Transcribe the listing in full, excluding any pictures.

Records shown
__________

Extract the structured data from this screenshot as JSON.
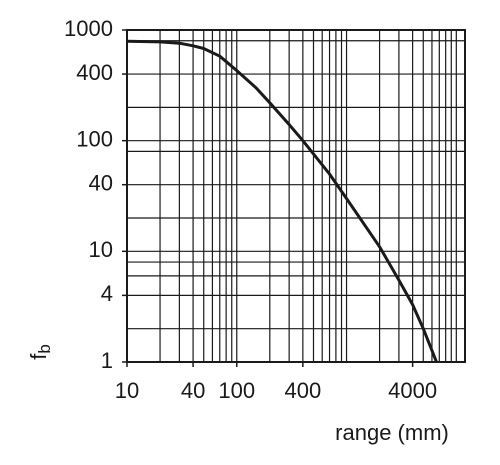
{
  "chart_data": {
    "type": "line",
    "x": [
      10,
      20,
      30,
      40,
      50,
      70,
      100,
      150,
      200,
      300,
      400,
      700,
      1000,
      2000,
      3000,
      4000,
      5000,
      6600
    ],
    "values": [
      790,
      780,
      760,
      720,
      680,
      580,
      430,
      300,
      220,
      140,
      100,
      50,
      30,
      11,
      5.5,
      3.3,
      2,
      1
    ],
    "color": "#1a1a1a",
    "xlabel": "range (mm)",
    "ylabel": {
      "main": "f",
      "sub": "b"
    },
    "xscale": "log",
    "yscale": "log",
    "xlim": [
      10,
      12000
    ],
    "ylim": [
      1,
      1000
    ],
    "xticks": [
      10,
      40,
      100,
      400,
      4000
    ],
    "yticks": [
      1,
      4,
      10,
      40,
      100,
      400,
      1000
    ],
    "grid": true,
    "xgrid": [
      10,
      20,
      30,
      40,
      50,
      60,
      70,
      80,
      90,
      100,
      200,
      300,
      400,
      500,
      600,
      700,
      800,
      900,
      1000,
      2000,
      3000,
      4000,
      5000,
      6000,
      7000,
      8000,
      9000,
      10000
    ],
    "ygrid": [
      1,
      2,
      4,
      6,
      8,
      10,
      20,
      40,
      80,
      100,
      200,
      400,
      800,
      1000
    ]
  }
}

__________

Written response
Extract the structured data from this screenshot as JSON.
{
  "chart_data": {
    "type": "line",
    "x": [
      10,
      20,
      30,
      40,
      50,
      70,
      100,
      150,
      200,
      300,
      400,
      700,
      1000,
      2000,
      3000,
      4000,
      5000,
      6600
    ],
    "values": [
      790,
      780,
      760,
      720,
      680,
      580,
      430,
      300,
      220,
      140,
      100,
      50,
      30,
      11,
      5.5,
      3.3,
      2,
      1
    ],
    "color": "#1a1a1a",
    "xlabel": "range (mm)",
    "ylabel": {
      "main": "f",
      "sub": "b"
    },
    "xscale": "log",
    "yscale": "log",
    "xlim": [
      10,
      12000
    ],
    "ylim": [
      1,
      1000
    ],
    "xticks": [
      10,
      40,
      100,
      400,
      4000
    ],
    "yticks": [
      1,
      4,
      10,
      40,
      100,
      400,
      1000
    ],
    "grid": true,
    "xgrid": [
      10,
      20,
      30,
      40,
      50,
      60,
      70,
      80,
      90,
      100,
      200,
      300,
      400,
      500,
      600,
      700,
      800,
      900,
      1000,
      2000,
      3000,
      4000,
      5000,
      6000,
      7000,
      8000,
      9000,
      10000
    ],
    "ygrid": [
      1,
      2,
      4,
      6,
      8,
      10,
      20,
      40,
      80,
      100,
      200,
      400,
      800,
      1000
    ]
  }
}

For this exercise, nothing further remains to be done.